_PROBLEM REQUIREMENTS_
How many lines in the entries below contain "projektu"? Answer with the number only.

═════ ENTRIES SUPPLIED ═════

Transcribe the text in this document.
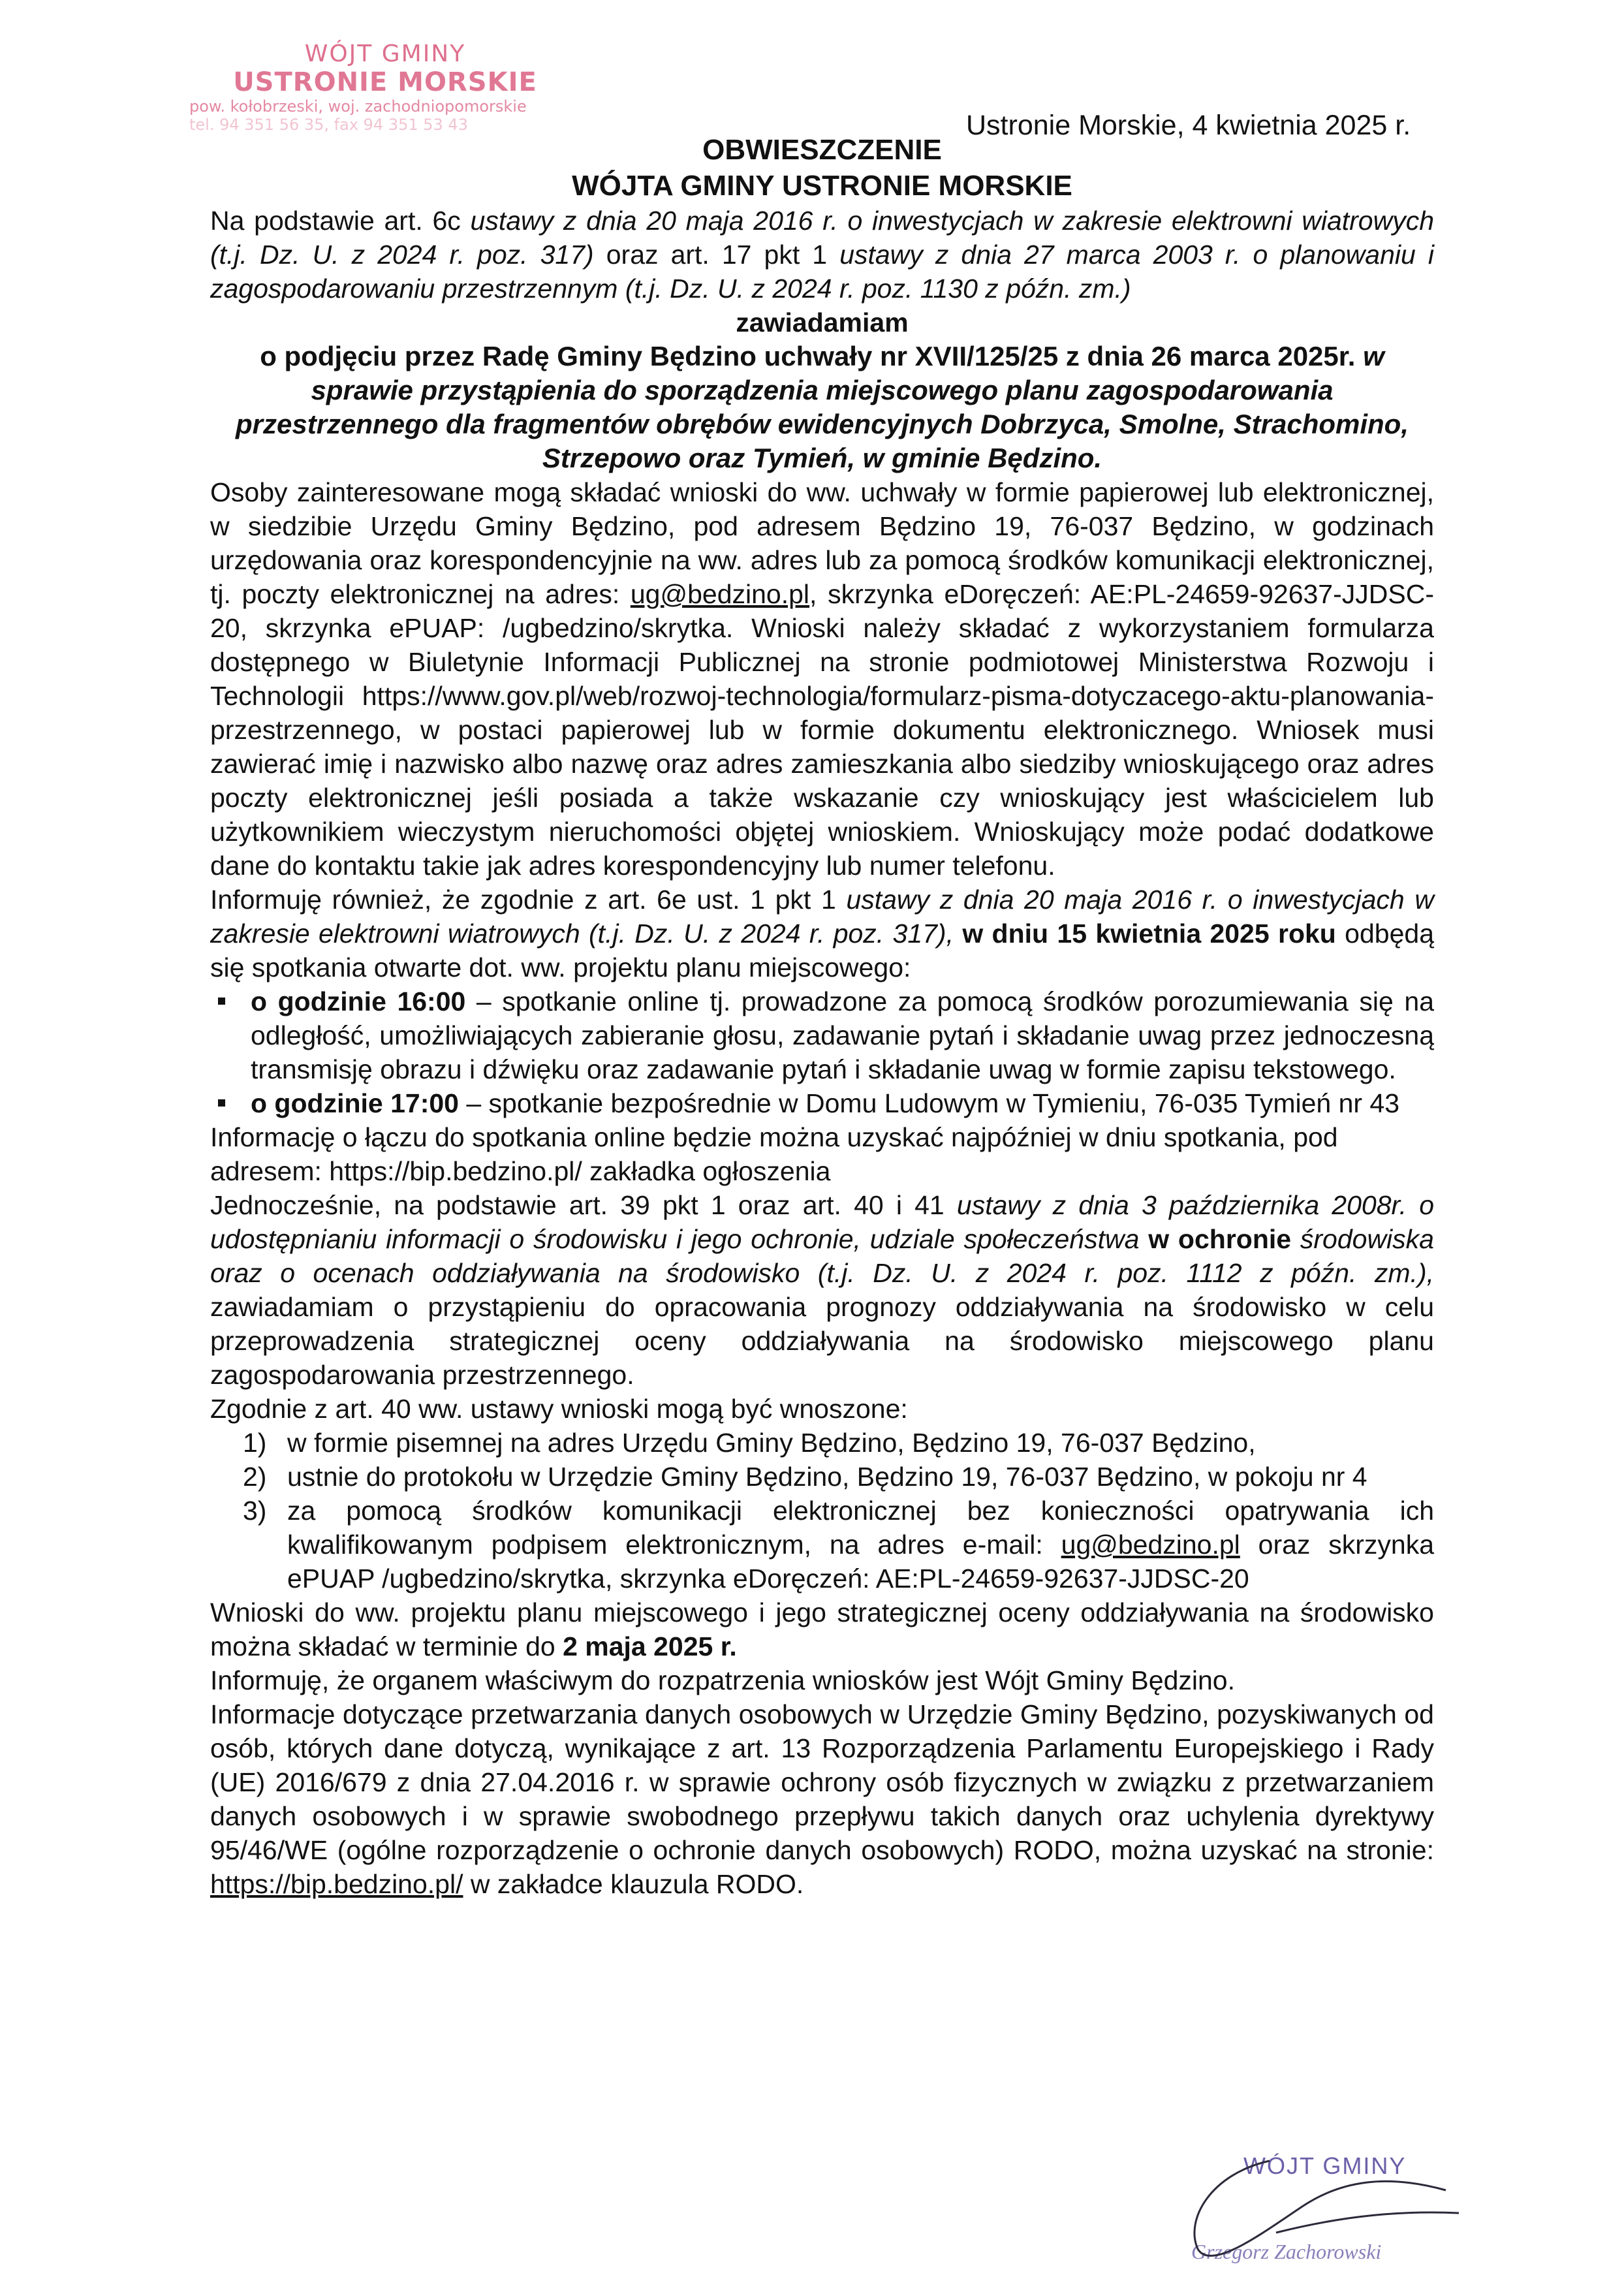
WÓJT GMINY
USTRONIE MORSKIE
pow. kołobrzeski, woj. zachodniopomorskie
tel. 94 351 56 35, fax 94 351 53 43	Ustronie Morskie, 4 kwietnia 2025 r.
OBWIESZCZENIE
WÓJTA GMINY USTRONIE MORSKIE

Na podstawie art. 6c ustawy z dnia 20 maja 2016 r. o inwestycjach w zakresie elektrowni wiatrowych (t.j. Dz. U. z 2024 r. poz. 317) oraz art. 17 pkt 1 ustawy z dnia 27 marca 2003 r. o planowaniu i zagospodarowaniu przestrzennym (t.j. Dz. U. z 2024 r. poz. 1130 z późn. zm.)

zawiadamiam

o podjęciu przez Radę Gminy Będzino uchwały nr XVII/125/25 z dnia 26 marca 2025r. w sprawie przystąpienia do sporządzenia miejscowego planu zagospodarowania przestrzennego dla fragmentów obrębów ewidencyjnych Dobrzyca, Smolne, Strachomino, Strzepowo oraz Tymień, w gminie Będzino.

Osoby zainteresowane mogą składać wnioski do ww. uchwały w formie papierowej lub elektronicznej, w siedzibie Urzędu Gminy Będzino, pod adresem Będzino 19, 76-037 Będzino, w godzinach urzędowania oraz korespondencyjnie na ww. adres lub za pomocą środków komunikacji elektronicznej, tj. poczty elektronicznej na adres: ug@bedzino.pl, skrzynka eDoręczeń: AE:PL-24659-92637-JJDSC-20, skrzynka ePUAP: /ugbedzino/skrytka. Wnioski należy składać z wykorzystaniem formularza dostępnego w Biuletynie Informacji Publicznej na stronie podmiotowej Ministerstwa Rozwoju i Technologii https://www.gov.pl/web/rozwoj-technologia/formularz-pisma-dotyczacego-aktu-planowania-przestrzennego, w postaci papierowej lub w formie dokumentu elektronicznego. Wniosek musi zawierać imię i nazwisko albo nazwę oraz adres zamieszkania albo siedziby wnioskującego oraz adres poczty elektronicznej jeśli posiada a także wskazanie czy wnioskujący jest właścicielem lub użytkownikiem wieczystym nieruchomości objętej wnioskiem. Wnioskujący może podać dodatkowe dane do kontaktu takie jak adres korespondencyjny lub numer telefonu.

Informuję również, że zgodnie z art. 6e ust. 1 pkt 1 ustawy z dnia 20 maja 2016 r. o inwestycjach w zakresie elektrowni wiatrowych (t.j. Dz. U. z 2024 r. poz. 317), w dniu 15 kwietnia 2025 roku odbędą się spotkania otwarte dot. ww. projektu planu miejscowego:

o godzinie 16:00 – spotkanie online tj. prowadzone za pomocą środków porozumiewania się na odległość, umożliwiających zabieranie głosu, zadawanie pytań i składanie uwag przez jednoczesną transmisję obrazu i dźwięku oraz zadawanie pytań i składanie uwag w formie zapisu tekstowego.
o godzinie 17:00 – spotkanie bezpośrednie w Domu Ludowym w Tymieniu, 76-035 Tymień nr 43

Informację o łączu do spotkania online będzie można uzyskać najpóźniej w dniu spotkania, pod adresem: https://bip.bedzino.pl/ zakładka ogłoszenia

Jednocześnie, na podstawie art. 39 pkt 1 oraz art. 40 i 41 ustawy z dnia 3 października 2008r. o udostępnianiu informacji o środowisku i jego ochronie, udziale społeczeństwa w ochronie środowiska oraz o ocenach oddziaływania na środowisko (t.j. Dz. U. z 2024 r. poz. 1112 z późn. zm.), zawiadamiam o przystąpieniu do opracowania prognozy oddziaływania na środowisko w celu przeprowadzenia strategicznej oceny oddziaływania na środowisko miejscowego planu zagospodarowania przestrzennego.

Zgodnie z art. 40 ww. ustawy wnioski mogą być wnoszone:

1) w formie pisemnej na adres Urzędu Gminy Będzino, Będzino 19, 76-037 Będzino,
2) ustnie do protokołu w Urzędzie Gminy Będzino, Będzino 19, 76-037 Będzino, w pokoju nr 4
3) za pomocą środków komunikacji elektronicznej bez konieczności opatrywania ich kwalifikowanym podpisem elektronicznym, na adres e-mail: ug@bedzino.pl oraz skrzynka ePUAP /ugbedzino/skrytka, skrzynka eDoręczeń: AE:PL-24659-92637-JJDSC-20

Wnioski do ww. projektu planu miejscowego i jego strategicznej oceny oddziaływania na środowisko można składać w terminie do 2 maja 2025 r.

Informuję, że organem właściwym do rozpatrzenia wniosków jest Wójt Gminy Będzino.

Informacje dotyczące przetwarzania danych osobowych w Urzędzie Gminy Będzino, pozyskiwanych od osób, których dane dotyczą, wynikające z art. 13 Rozporządzenia Parlamentu Europejskiego i Rady (UE) 2016/679 z dnia 27.04.2016 r. w sprawie ochrony osób fizycznych w związku z przetwarzaniem danych osobowych i w sprawie swobodnego przepływu takich danych oraz uchylenia dyrektywy 95/46/WE (ogólne rozporządzenie o ochronie danych osobowych) RODO, można uzyskać na stronie: https://bip.bedzino.pl/ w zakładce klauzula RODO.

WÓJT GMINY
Grzegorz Zachorowski
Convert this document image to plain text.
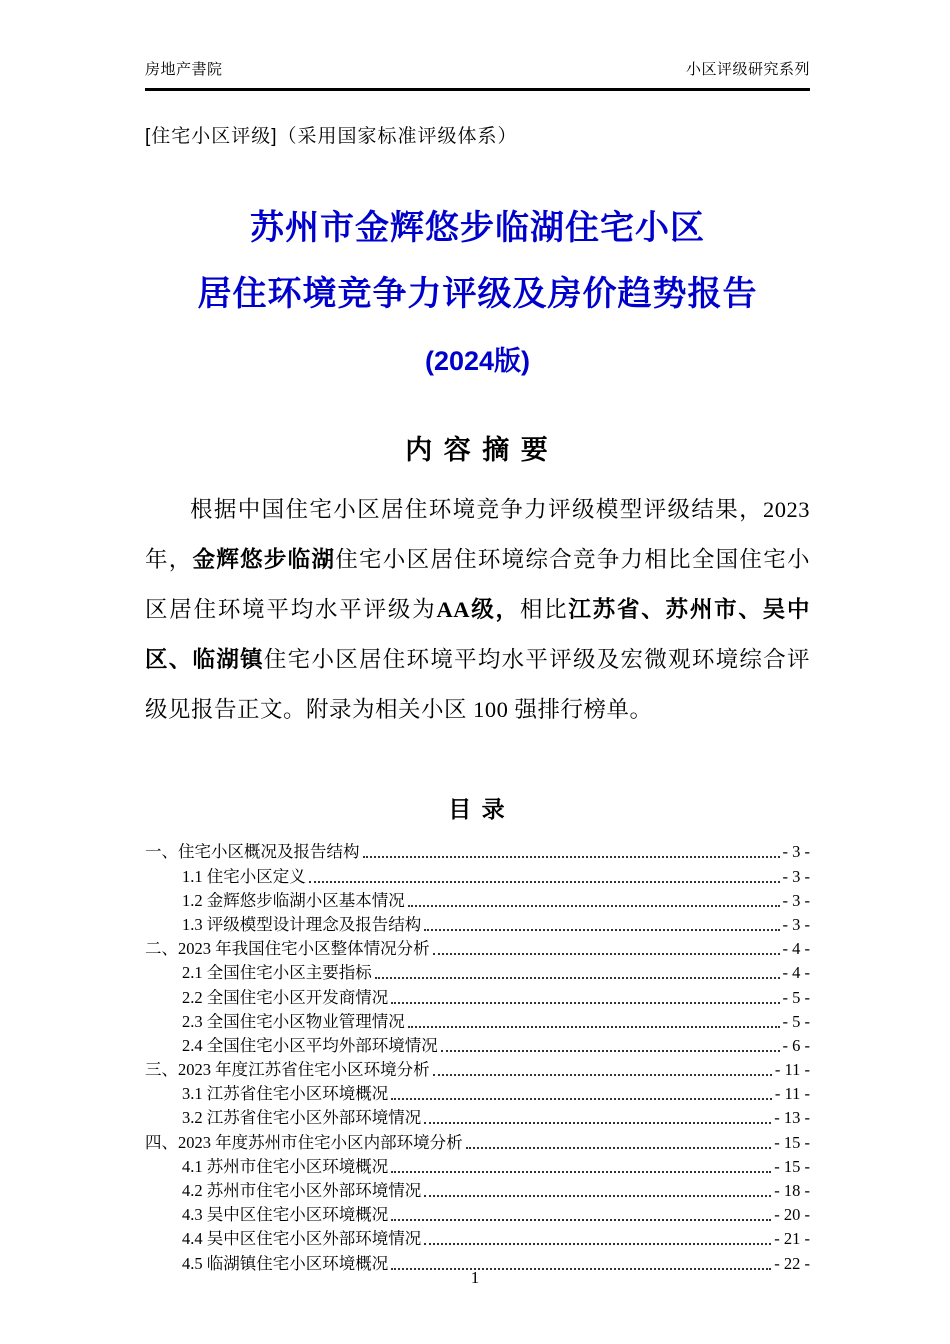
房地产書院	小区评级研究系列
[住宅小区评级]（采用国家标准评级体系）
苏州市金辉悠步临湖住宅小区
居住环境竞争力评级及房价趋势报告
(2024版)
内 容 摘 要

根据中国住宅小区居住环境竞争力评级模型评级结果，2023 年，金辉悠步临湖住宅小区居住环境综合竞争力相比全国住宅小区居住环境平均水平评级为AA级，相比江苏省、苏州市、吴中区、临湖镇住宅小区居住环境平均水平评级及宏微观环境综合评级见报告正文。附录为相关小区 100 强排行榜单。

目 录
一、住宅小区概况及报告结构	- 3 -
1.1 住宅小区定义	- 3 -
1.2 金辉悠步临湖小区基本情况	- 3 -
1.3 评级模型设计理念及报告结构	- 3 -
二、2023 年我国住宅小区整体情况分析	- 4 -
2.1 全国住宅小区主要指标	- 4 -
2.2 全国住宅小区开发商情况	- 5 -
2.3 全国住宅小区物业管理情况	- 5 -
2.4 全国住宅小区平均外部环境情况	- 6 -
三、2023 年度江苏省住宅小区环境分析	- 11 -
3.1 江苏省住宅小区环境概况	- 11 -
3.2 江苏省住宅小区外部环境情况	- 13 -
四、2023 年度苏州市住宅小区内部环境分析	- 15 -
4.1 苏州市住宅小区环境概况	- 15 -
4.2 苏州市住宅小区外部环境情况	- 18 -
4.3 吴中区住宅小区环境概况	- 20 -
4.4 吴中区住宅小区外部环境情况	- 21 -
4.5 临湖镇住宅小区环境概况	- 22 -
1
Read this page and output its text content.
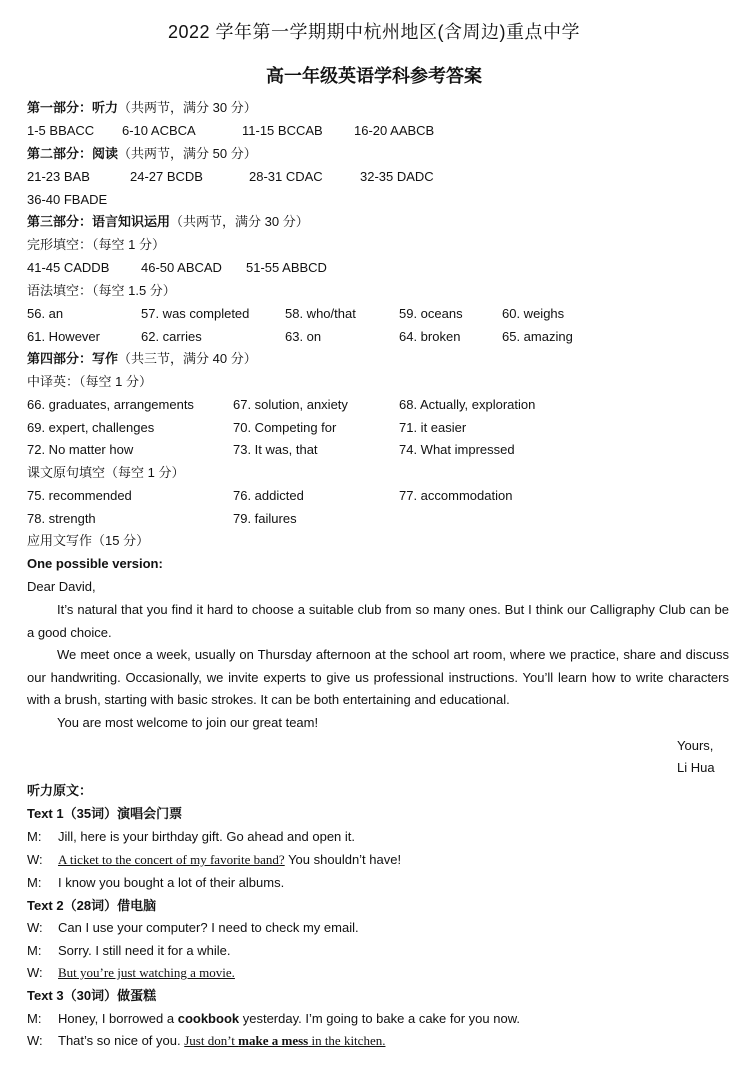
2022 学年第一学期期中杭州地区(含周边)重点中学
高一年级英语学科参考答案
第一部分：听力（共两节，满分 30 分）
1-5 BBACC 6-10 ACBCA	11-15 BCCAB 16-20 AABCB
第二部分：阅读（共两节，满分 50 分）
21-23 BAB	24-27 BCDB	28-31 CDAC	32-35 DADC
36-40 FBADE
第三部分：语言知识运用（共两节，满分 30 分）
完形填空：（每空 1 分）
41-45 CADDB 46-50 ABCAD 51-55 ABBCD
语法填空：（每空 1.5 分）
56. an	57. was completed	58. who/that	59. oceans	60. weighs
61. However	62. carries	63. on	64. broken	65. amazing
第四部分：写作（共三节，满分 40 分）
中译英：（每空 1 分）
66. graduates, arrangements	67. solution, anxiety	68. Actually, exploration
69. expert, challenges	70. Competing for	71. it easier
72. No matter how	73. It was, that	74. What impressed
课文原句填空（每空 1 分）
75. recommended	76. addicted	77. accommodation
78. strength	79. failures
应用文写作（15 分）
One possible version:
Dear David,
It’s natural that you find it hard to choose a suitable club from so many ones. But I think our Calligraphy Club can be a good choice.
We meet once a week, usually on Thursday afternoon at the school art room, where we practice, share and discuss our handwriting. Occasionally, we invite experts to give us professional instructions. You’ll learn how to write characters with a brush, starting with basic strokes. It can be both entertaining and educational.
You are most welcome to join our great team!
Yours,
Li Hua
听力原文：
Text 1（35词）演唱会门票
M: Jill, here is your birthday gift. Go ahead and open it.
W: A ticket to the concert of my favorite band? You shouldn’t have!
M: I know you bought a lot of their albums.
Text 2（28词）借电脑
W: Can I use your computer? I need to check my email.
M: Sorry. I still need it for a while.
W: But you’re just watching a movie.
Text 3（30词）做蛋糕
M: Honey, I borrowed a cookbook yesterday. I’m going to bake a cake for you now.
W: That’s so nice of you. Just don’t make a mess in the kitchen.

═════

_COMPLETE OUTPUT_
2